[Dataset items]
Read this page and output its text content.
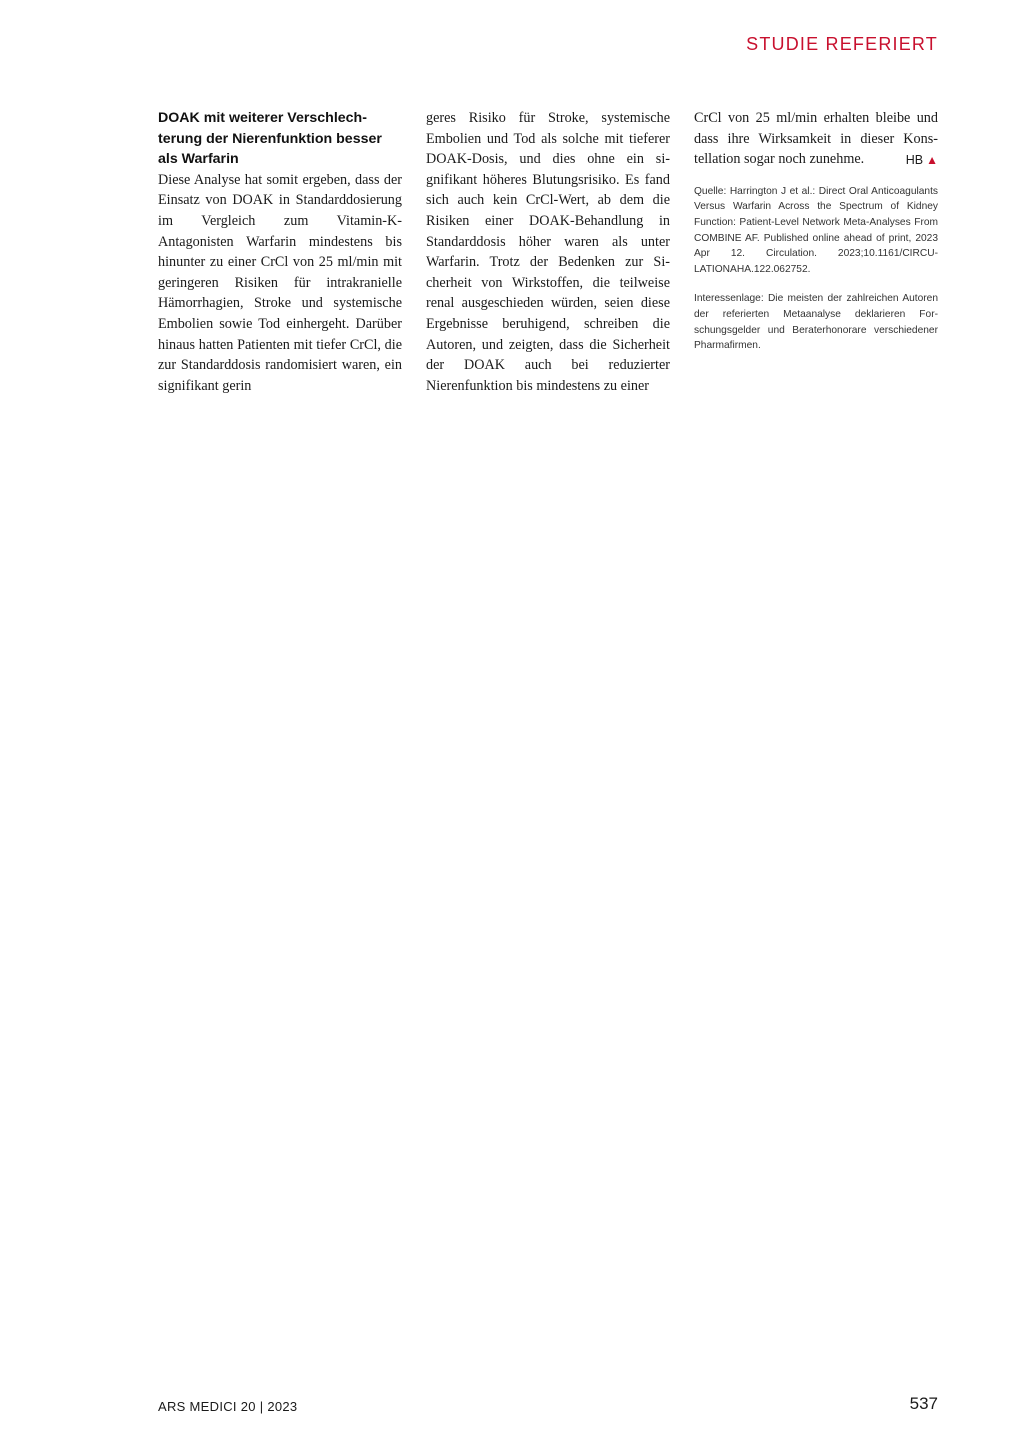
STUDIE REFERIERT
DOAK mit weiterer Verschlechterung der Nierenfunktion besser als Warfarin

Diese Analyse hat somit ergeben, dass der Einsatz von DOAK in Standarddosierung im Vergleich zum Vitamin-K-Antagonisten Warfarin mindestens bis hinunter zu einer CrCl von 25 ml/min mit geringeren Risiken für intrakranielle Hämorrhagien, Stroke und systemische Embolien sowie Tod einhergeht. Darüber hinaus hatten Patienten mit tiefer CrCl, die zur Standarddosis randomisiert waren, ein signifikant gerin

geres Risiko für Stroke, systemische Embolien und Tod als solche mit tieferer DOAK-Dosis, und dies ohne ein signifikant höheres Blutungsrisiko. Es fand sich auch kein CrCl-Wert, ab dem die Risiken einer DOAK-Behandlung in Standarddosis höher waren als unter Warfarin. Trotz der Bedenken zur Sicherheit von Wirkstoffen, die teilweise renal ausgeschieden würden, seien diese Ergebnisse beruhigend, schreiben die Autoren, und zeigten, dass die Sicherheit der DOAK auch bei reduzierter Nierenfunktion bis mindestens zu einer

CrCl von 25 ml/min erhalten bleibe und dass ihre Wirksamkeit in dieser Konstellation sogar noch zunehme.	HB ▲

Quelle: Harrington J et al.: Direct Oral Anticoagulants Versus Warfarin Across the Spectrum of Kidney Function: Patient-Level Network Meta-Analyses From COMBINE AF. Published online ahead of print, 2023 Apr 12. Circulation. 2023;10.1161/CIRCULATIONAHA.122.062752.

Interessenlage: Die meisten der zahlreichen Autoren der referierten Metaanalyse deklarieren Forschungsgelder und Beraterhonorare verschiedener Pharmafirmen.

ARS MEDICI 20 | 2023	537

→ Exercise instructions
Reproduce the full listing faithfully, but do not carry over any pictures.

→ Exercise response
Read this page and output its text content.
STUDIE REFERIERT
DOAK mit weiterer Verschlechterung der Nierenfunktion besser als Warfarin

Diese Analyse hat somit ergeben, dass der Einsatz von DOAK in Standarddosierung im Vergleich zum Vitamin-K-Antagonisten Warfarin mindestens bis hinunter zu einer CrCl von 25 ml/min mit geringeren Risiken für intrakranielle Hämorrhagien, Stroke und systemische Embolien sowie Tod einhergeht. Darüber hinaus hatten Patienten mit tiefer CrCl, die zur Standarddosis randomisiert waren, ein signifikant gerin

geres Risiko für Stroke, systemische Embolien und Tod als solche mit tieferer DOAK-Dosis, und dies ohne ein signifikant höheres Blutungsrisiko. Es fand sich auch kein CrCl-Wert, ab dem die Risiken einer DOAK-Behandlung in Standarddosis höher waren als unter Warfarin. Trotz der Bedenken zur Sicherheit von Wirkstoffen, die teilweise renal ausgeschieden würden, seien diese Ergebnisse beruhigend, schreiben die Autoren, und zeigten, dass die Sicherheit der DOAK auch bei reduzierter Nierenfunktion bis mindestens zu einer

CrCl von 25 ml/min erhalten bleibe und dass ihre Wirksamkeit in dieser Konstellation sogar noch zunehme.	HB ▲

Quelle: Harrington J et al.: Direct Oral Anticoagulants Versus Warfarin Across the Spectrum of Kidney Function: Patient-Level Network Meta-Analyses From COMBINE AF. Published online ahead of print, 2023 Apr 12. Circulation. 2023;10.1161/CIRCULATIONAHA.122.062752.

Interessenlage: Die meisten der zahlreichen Autoren der referierten Metaanalyse deklarieren Forschungsgelder und Beraterhonorare verschiedener Pharmafirmen.

ARS MEDICI 20 | 2023	537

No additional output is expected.